Report, as a single number, how many lines of the records contain the word "females".

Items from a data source
= = = = = = =
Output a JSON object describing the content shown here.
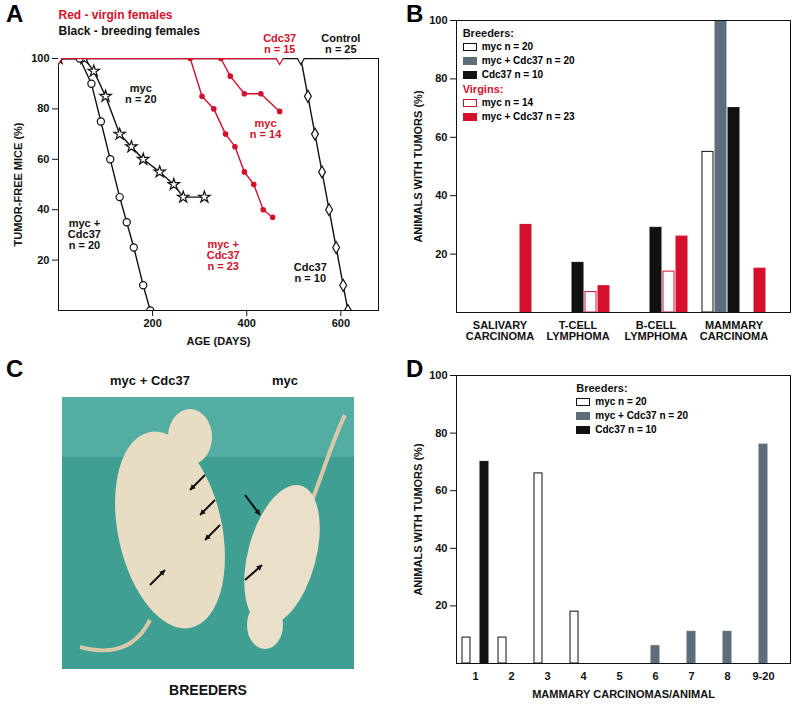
{
  "chart_data": [
    {
      "panel": "A",
      "type": "line",
      "xlabel": "AGE (DAYS)",
      "ylabel": "TUMOR-FREE MICE (%)",
      "xlim": [
        0,
        680
      ],
      "xticks": [
        200,
        400,
        600
      ],
      "ylim": [
        0,
        100
      ],
      "yticks": [
        20,
        40,
        60,
        80,
        100
      ],
      "annotations": [
        {
          "text": "Red - virgin females",
          "color": "#d4102c"
        },
        {
          "text": "Black - breeding females",
          "color": "#111111"
        }
      ],
      "series": [
        {
          "name": "Control\nn = 25",
          "color": "#111111",
          "marker": "none",
          "x": [
            0,
            620
          ],
          "values": [
            100,
            100
          ]
        },
        {
          "name": "Cdc37\nn = 10",
          "color": "#111111",
          "marker": "diamond",
          "x": [
            515,
            530,
            545,
            560,
            575,
            590,
            605,
            615
          ],
          "values": [
            100,
            85,
            70,
            55,
            40,
            25,
            10,
            0
          ]
        },
        {
          "name": "myc\nn = 20",
          "color": "#111111",
          "marker": "star",
          "x": [
            0,
            55,
            75,
            100,
            130,
            155,
            180,
            215,
            245,
            265,
            310
          ],
          "values": [
            100,
            100,
            95,
            85,
            70,
            65,
            60,
            55,
            50,
            45,
            45
          ]
        },
        {
          "name": "myc +\nCdc37\nn = 20",
          "color": "#111111",
          "marker": "circle",
          "x": [
            0,
            45,
            70,
            90,
            110,
            130,
            145,
            160,
            180,
            195
          ],
          "values": [
            100,
            100,
            90,
            75,
            60,
            45,
            35,
            25,
            10,
            0
          ]
        },
        {
          "name": "Cdc37\nn = 15",
          "color": "#d4102c",
          "marker": "diamond",
          "x": [
            0,
            470
          ],
          "values": [
            100,
            100
          ]
        },
        {
          "name": "myc\nn = 14",
          "color": "#d4102c",
          "marker": "dot",
          "x": [
            345,
            365,
            395,
            430,
            470
          ],
          "values": [
            100,
            93,
            86,
            86,
            79
          ]
        },
        {
          "name": "myc +\nCdc37\nn = 23",
          "color": "#d4102c",
          "marker": "dot",
          "x": [
            280,
            305,
            330,
            355,
            375,
            395,
            415,
            435,
            455
          ],
          "values": [
            100,
            85,
            80,
            70,
            65,
            55,
            50,
            40,
            37
          ]
        }
      ]
    },
    {
      "panel": "B",
      "type": "bar",
      "ylabel": "ANIMALS WITH TUMORS (%)",
      "ylim": [
        0,
        100
      ],
      "yticks": [
        20,
        40,
        60,
        80,
        100
      ],
      "categories": [
        "SALIVARY\nCARCINOMA",
        "T-CELL\nLYMPHOMA",
        "B-CELL\nLYMPHOMA",
        "MAMMARY\nCARCINOMA"
      ],
      "legend_groups": [
        {
          "name": "Breeders:",
          "color": "#111111"
        },
        {
          "name": "Virgins:",
          "color": "#d4102c"
        }
      ],
      "series": [
        {
          "name": "myc n = 20",
          "group": "Breeders:",
          "color": "#ffffff",
          "values": [
            0,
            0,
            0,
            55
          ]
        },
        {
          "name": "myc + Cdc37 n = 20",
          "group": "Breeders:",
          "color": "#5d6d7a",
          "values": [
            0,
            0,
            0,
            100
          ]
        },
        {
          "name": "Cdc37 n = 10",
          "group": "Breeders:",
          "color": "#111111",
          "values": [
            0,
            17,
            29,
            70
          ]
        },
        {
          "name": "myc n = 14",
          "group": "Virgins:",
          "color": "#ffffff",
          "values": [
            0,
            7,
            14,
            0
          ]
        },
        {
          "name": "myc + Cdc37 n = 23",
          "group": "Virgins:",
          "color": "#d4102c",
          "values": [
            30,
            9,
            26,
            15
          ]
        }
      ]
    },
    {
      "panel": "D",
      "type": "bar",
      "xlabel": "MAMMARY CARCINOMAS/ANIMAL",
      "ylabel": "ANIMALS WITH TUMORS (%)",
      "ylim": [
        0,
        100
      ],
      "yticks": [
        20,
        40,
        60,
        80,
        100
      ],
      "categories": [
        "1",
        "2",
        "3",
        "4",
        "5",
        "6",
        "7",
        "8",
        "9-20"
      ],
      "legend_groups": [
        {
          "name": "Breeders:",
          "color": "#111111"
        }
      ],
      "series": [
        {
          "name": "myc n = 20",
          "group": "Breeders:",
          "color": "#ffffff",
          "values": [
            9,
            9,
            66,
            18,
            0,
            0,
            0,
            0,
            0
          ]
        },
        {
          "name": "myc + Cdc37 n = 20",
          "group": "Breeders:",
          "color": "#5d6d7a",
          "values": [
            0,
            0,
            0,
            0,
            0,
            6,
            11,
            11,
            76
          ]
        },
        {
          "name": "Cdc37 n = 10",
          "group": "Breeders:",
          "color": "#111111",
          "values": [
            70,
            0,
            0,
            0,
            0,
            0,
            0,
            0,
            0
          ]
        }
      ]
    }
  ],
  "photo": {
    "panel": "C",
    "labels": [
      "myc + Cdc37",
      "myc"
    ],
    "caption": "BREEDERS"
  }
}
= = = = = = =
RESPONSE
2